Data to process ->
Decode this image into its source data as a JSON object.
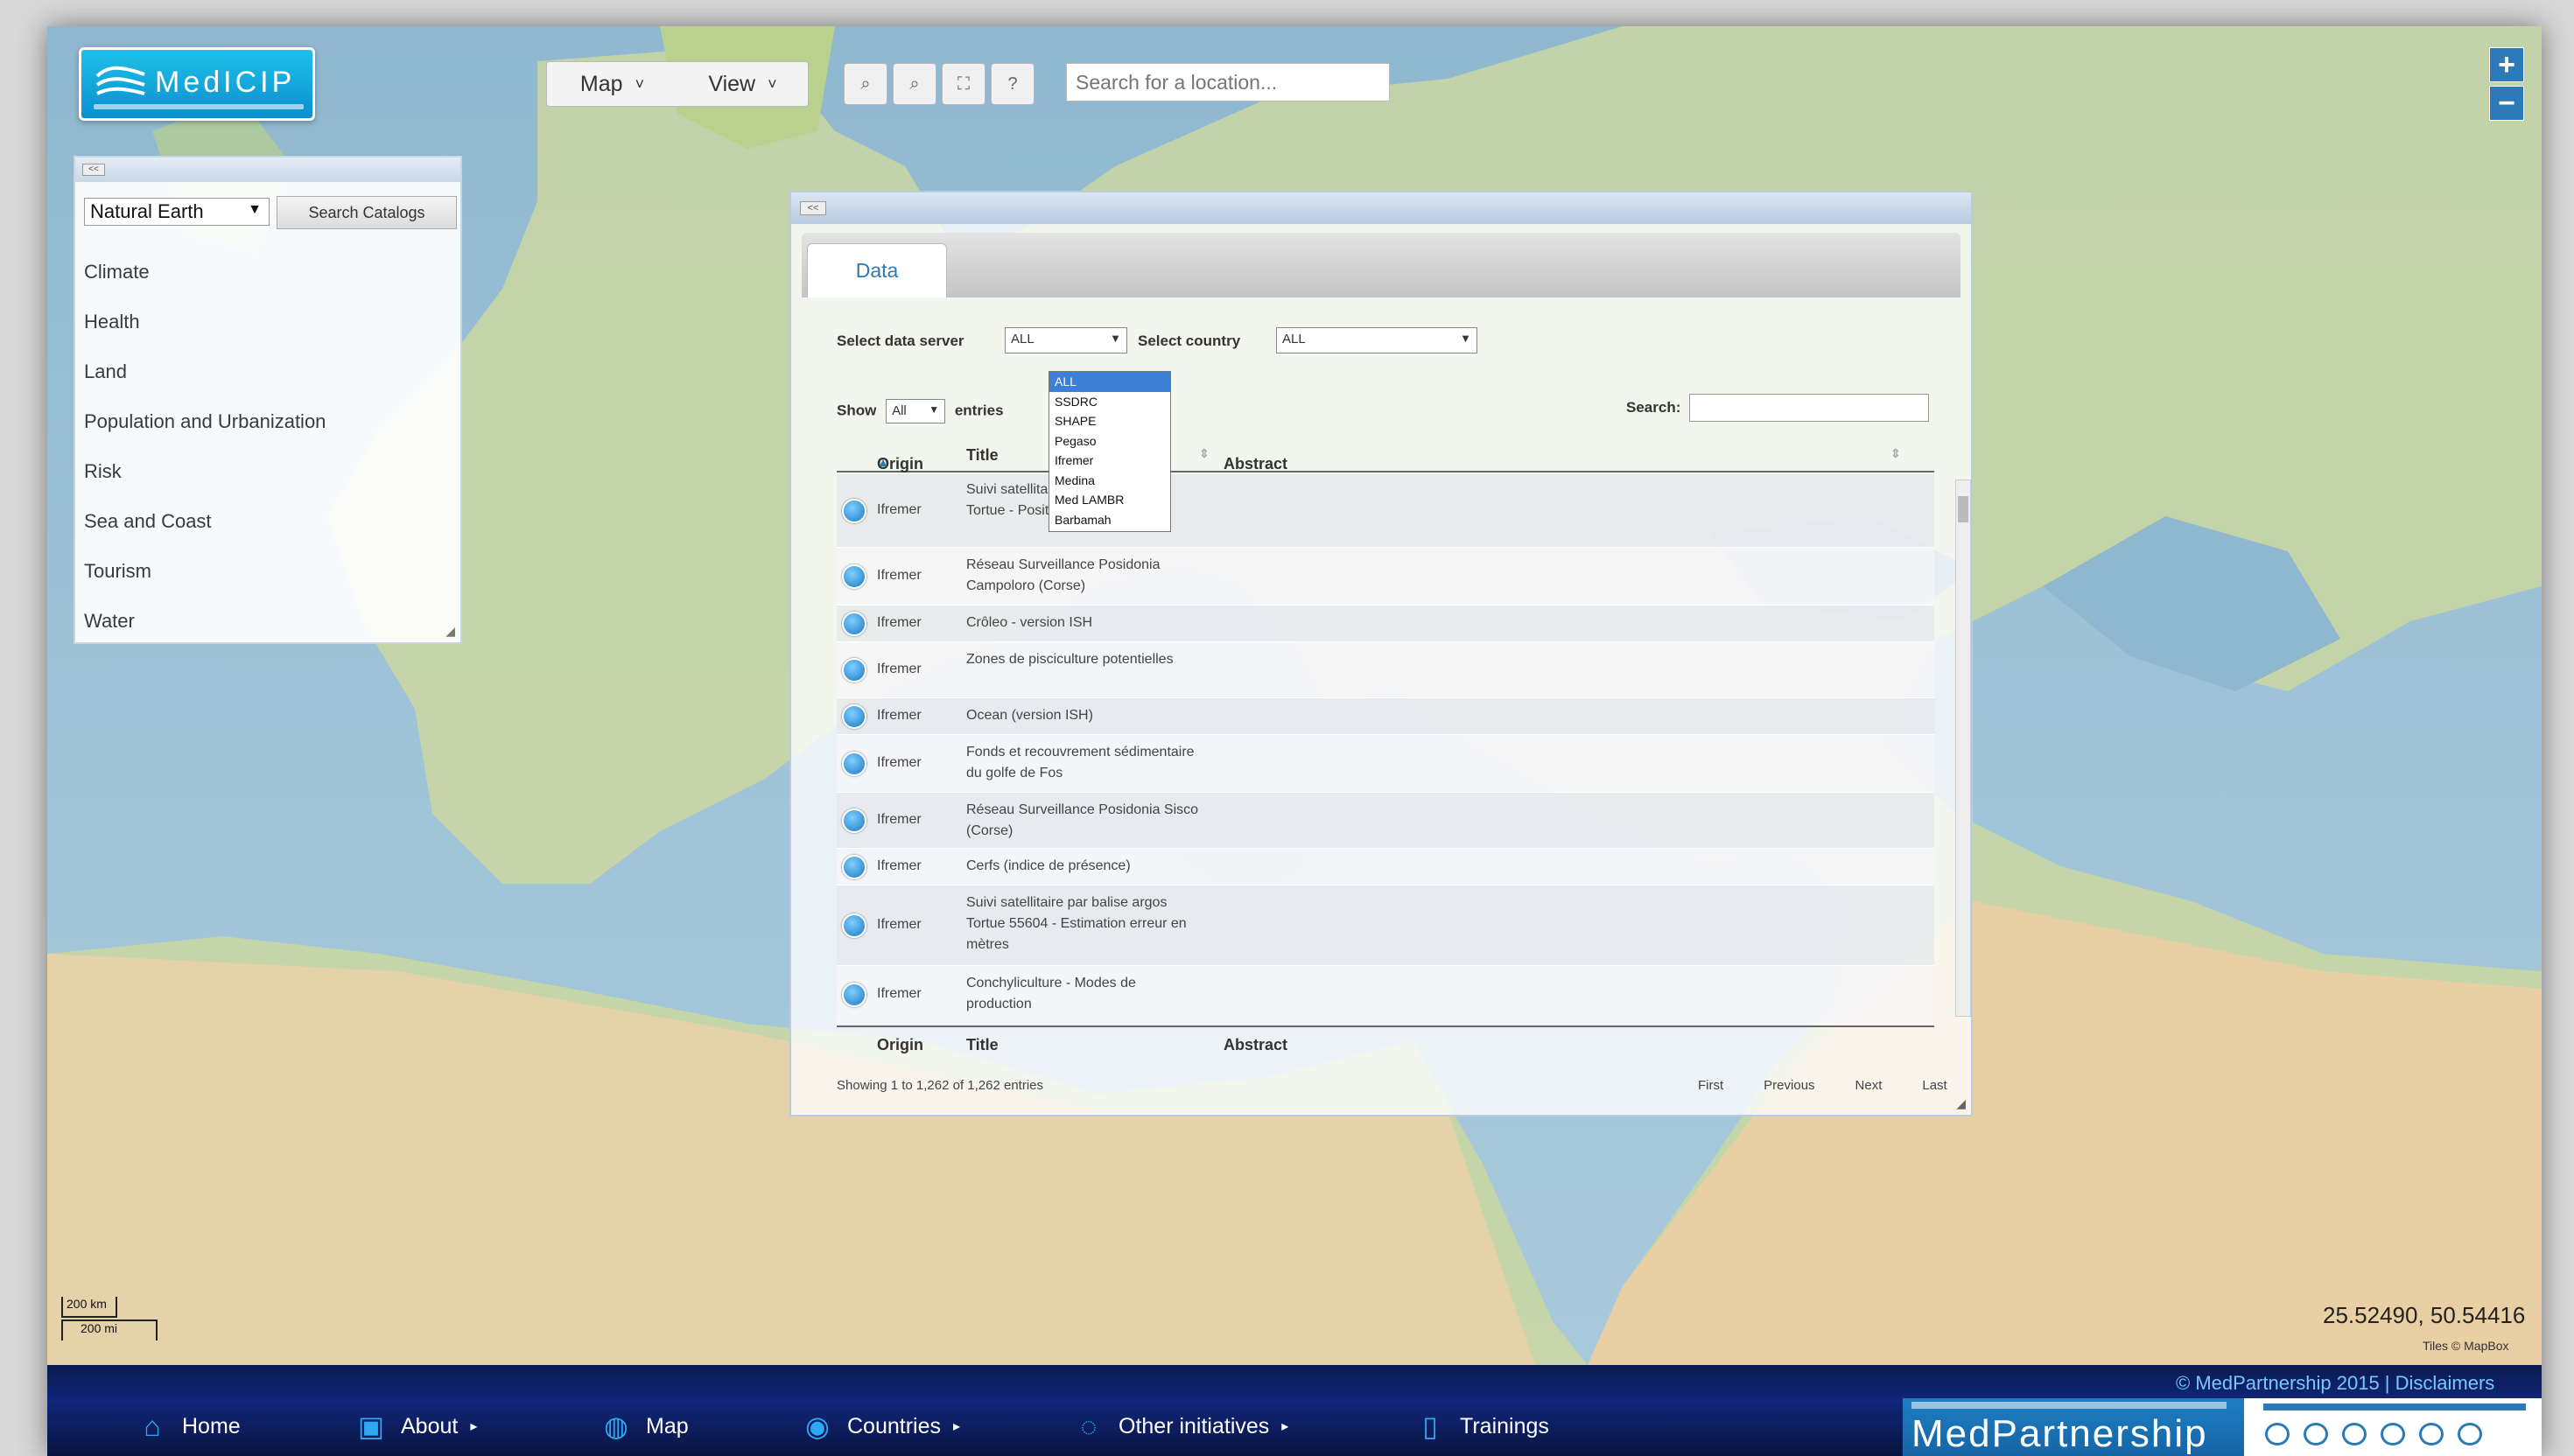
{
  "logo": {
    "text": "MedICIP"
  },
  "menubar": {
    "map_label": "Map",
    "view_label": "View"
  },
  "search_location": {
    "placeholder": "Search for a location..."
  },
  "catalog": {
    "source_value": "Natural Earth",
    "search_button": "Search Catalogs",
    "items": [
      "Climate",
      "Health",
      "Land",
      "Population and Urbanization",
      "Risk",
      "Sea and Coast",
      "Tourism",
      "Water"
    ]
  },
  "dialog": {
    "tab_label": "Data",
    "data_server_label": "Select data server",
    "data_server_value": "ALL",
    "country_label": "Select country",
    "country_value": "ALL",
    "server_options": [
      "ALL",
      "SSDRC",
      "SHAPE",
      "Pegaso",
      "Ifremer",
      "Medina",
      "Med LAMBR",
      "Barbamah"
    ],
    "show_label": "Show",
    "show_value": "All",
    "entries_label": "entries",
    "search_label": "Search:",
    "columns": {
      "origin": "Origin",
      "title": "Title",
      "abstract": "Abstract"
    },
    "rows": [
      {
        "origin": "Ifremer",
        "title": "Suivi satellitaire par balise argos Tortue - Position par état"
      },
      {
        "origin": "Ifremer",
        "title": "Réseau Surveillance Posidonia Campoloro (Corse)"
      },
      {
        "origin": "Ifremer",
        "title": "Crôleo - version ISH"
      },
      {
        "origin": "Ifremer",
        "title": "Zones de pisciculture potentielles"
      },
      {
        "origin": "Ifremer",
        "title": "Ocean (version ISH)"
      },
      {
        "origin": "Ifremer",
        "title": "Fonds et recouvrement sédimentaire du golfe de Fos"
      },
      {
        "origin": "Ifremer",
        "title": "Réseau Surveillance Posidonia Sisco (Corse)"
      },
      {
        "origin": "Ifremer",
        "title": "Cerfs (indice de présence)"
      },
      {
        "origin": "Ifremer",
        "title": "Suivi satellitaire par balise argos Tortue 55604 - Estimation erreur en mètres"
      },
      {
        "origin": "Ifremer",
        "title": "Conchyliculture - Modes de production"
      }
    ],
    "status": "Showing 1 to 1,262 of 1,262 entries",
    "pager": [
      "First",
      "Previous",
      "Next",
      "Last"
    ]
  },
  "scale": {
    "top": "200 km",
    "bottom": "200 mi"
  },
  "coords": "25.52490, 50.54416",
  "tiles_credit": "Tiles © MapBox",
  "bottomnav": {
    "items": [
      "Home",
      "About",
      "Map",
      "Countries",
      "Other initiatives",
      "Trainings"
    ],
    "copyright": "© MedPartnership 2015 | Disclaimers",
    "partner_name": "MedPartnership"
  },
  "colors": {
    "accent": "#2a7ab8",
    "nav_bg": "#10267a",
    "logo_bg": "#0b8fcf"
  }
}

Request -> Please write out all of the material above without changing a word, and omit any pictures.

Answer ->
Decode this image into its source data as a JSON object.
{
  "logo": {
    "text": "MedICIP"
  },
  "menubar": {
    "map_label": "Map",
    "view_label": "View"
  },
  "search_location": {
    "placeholder": "Search for a location..."
  },
  "catalog": {
    "source_value": "Natural Earth",
    "search_button": "Search Catalogs",
    "items": [
      "Climate",
      "Health",
      "Land",
      "Population and Urbanization",
      "Risk",
      "Sea and Coast",
      "Tourism",
      "Water"
    ]
  },
  "dialog": {
    "tab_label": "Data",
    "data_server_label": "Select data server",
    "data_server_value": "ALL",
    "country_label": "Select country",
    "country_value": "ALL",
    "server_options": [
      "ALL",
      "SSDRC",
      "SHAPE",
      "Pegaso",
      "Ifremer",
      "Medina",
      "Med LAMBR",
      "Barbamah"
    ],
    "show_label": "Show",
    "show_value": "All",
    "entries_label": "entries",
    "search_label": "Search:",
    "columns": {
      "origin": "Origin",
      "title": "Title",
      "abstract": "Abstract"
    },
    "rows": [
      {
        "origin": "Ifremer",
        "title": "Suivi satellitaire par balise argos Tortue - Position par état"
      },
      {
        "origin": "Ifremer",
        "title": "Réseau Surveillance Posidonia Campoloro (Corse)"
      },
      {
        "origin": "Ifremer",
        "title": "Crôleo - version ISH"
      },
      {
        "origin": "Ifremer",
        "title": "Zones de pisciculture potentielles"
      },
      {
        "origin": "Ifremer",
        "title": "Ocean (version ISH)"
      },
      {
        "origin": "Ifremer",
        "title": "Fonds et recouvrement sédimentaire du golfe de Fos"
      },
      {
        "origin": "Ifremer",
        "title": "Réseau Surveillance Posidonia Sisco (Corse)"
      },
      {
        "origin": "Ifremer",
        "title": "Cerfs (indice de présence)"
      },
      {
        "origin": "Ifremer",
        "title": "Suivi satellitaire par balise argos Tortue 55604 - Estimation erreur en mètres"
      },
      {
        "origin": "Ifremer",
        "title": "Conchyliculture - Modes de production"
      }
    ],
    "status": "Showing 1 to 1,262 of 1,262 entries",
    "pager": [
      "First",
      "Previous",
      "Next",
      "Last"
    ]
  },
  "scale": {
    "top": "200 km",
    "bottom": "200 mi"
  },
  "coords": "25.52490, 50.54416",
  "tiles_credit": "Tiles © MapBox",
  "bottomnav": {
    "items": [
      "Home",
      "About",
      "Map",
      "Countries",
      "Other initiatives",
      "Trainings"
    ],
    "copyright": "© MedPartnership 2015 | Disclaimers",
    "partner_name": "MedPartnership"
  },
  "colors": {
    "accent": "#2a7ab8",
    "nav_bg": "#10267a",
    "logo_bg": "#0b8fcf"
  }
}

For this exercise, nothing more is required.